ENTRIES →
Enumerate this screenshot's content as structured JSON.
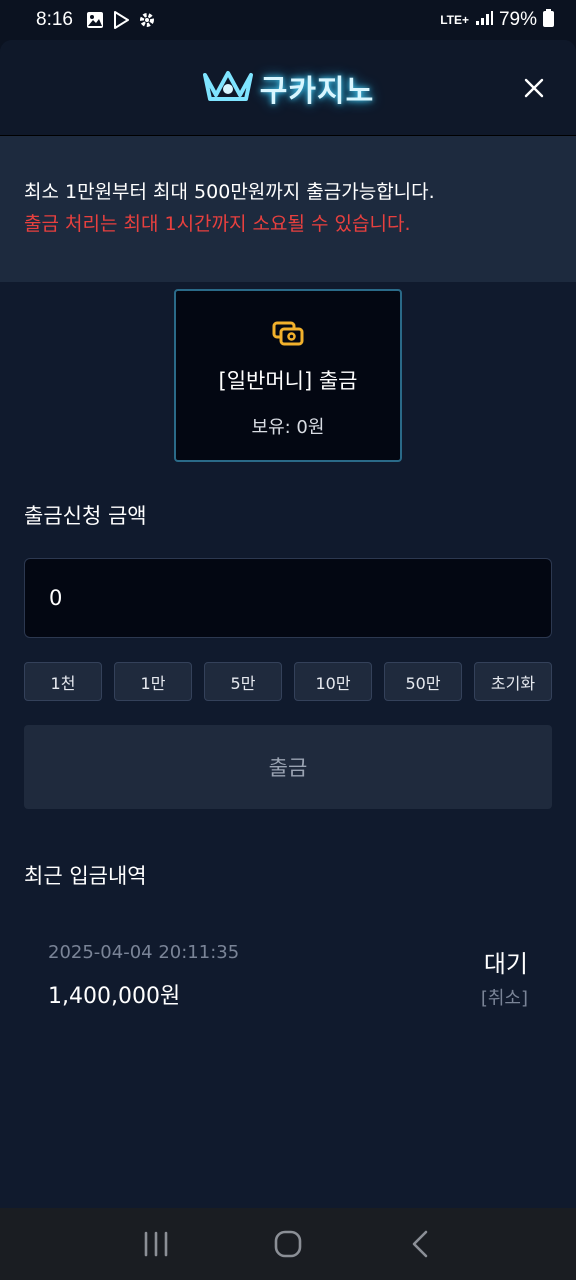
{
  "status_bar": {
    "time": "8:16",
    "network": "LTE+",
    "battery": "79%"
  },
  "header": {
    "logo_text": "구카지노",
    "close_icon": "close-icon"
  },
  "notice": {
    "line1": "최소 1만원부터 최대 500만원까지 출금가능합니다.",
    "line2": "출금 처리는 최대 1시간까지 소요될 수 있습니다."
  },
  "withdraw_type": {
    "icon": "wallet-icon",
    "title": "[일반머니] 출금",
    "balance": "보유: 0원"
  },
  "amount": {
    "label": "출금신청 금액",
    "value": "0"
  },
  "quick_buttons": [
    "1천",
    "1만",
    "5만",
    "10만",
    "50만",
    "초기화"
  ],
  "submit_label": "출금",
  "history": {
    "label": "최근 입금내역",
    "items": [
      {
        "date": "2025-04-04 20:11:35",
        "amount": "1,400,000원",
        "status": "대기",
        "cancel": "[취소]"
      }
    ]
  },
  "colors": {
    "background": "#101a2d",
    "notice_bg": "#1d2a3e",
    "warning": "#e8403e",
    "card_border": "#2a6a88",
    "wallet_icon": "#f2b12c"
  }
}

WHAT YOU SHOULD DO → The pictures should not be reproduced; quote all of the other material exactly.

RESULT OF THE EXERCISE →
Enumerate this screenshot's content as structured JSON.
{
  "status_bar": {
    "time": "8:16",
    "network": "LTE+",
    "battery": "79%"
  },
  "header": {
    "logo_text": "구카지노",
    "close_icon": "close-icon"
  },
  "notice": {
    "line1": "최소 1만원부터 최대 500만원까지 출금가능합니다.",
    "line2": "출금 처리는 최대 1시간까지 소요될 수 있습니다."
  },
  "withdraw_type": {
    "icon": "wallet-icon",
    "title": "[일반머니] 출금",
    "balance": "보유: 0원"
  },
  "amount": {
    "label": "출금신청 금액",
    "value": "0"
  },
  "quick_buttons": [
    "1천",
    "1만",
    "5만",
    "10만",
    "50만",
    "초기화"
  ],
  "submit_label": "출금",
  "history": {
    "label": "최근 입금내역",
    "items": [
      {
        "date": "2025-04-04 20:11:35",
        "amount": "1,400,000원",
        "status": "대기",
        "cancel": "[취소]"
      }
    ]
  },
  "colors": {
    "background": "#101a2d",
    "notice_bg": "#1d2a3e",
    "warning": "#e8403e",
    "card_border": "#2a6a88",
    "wallet_icon": "#f2b12c"
  }
}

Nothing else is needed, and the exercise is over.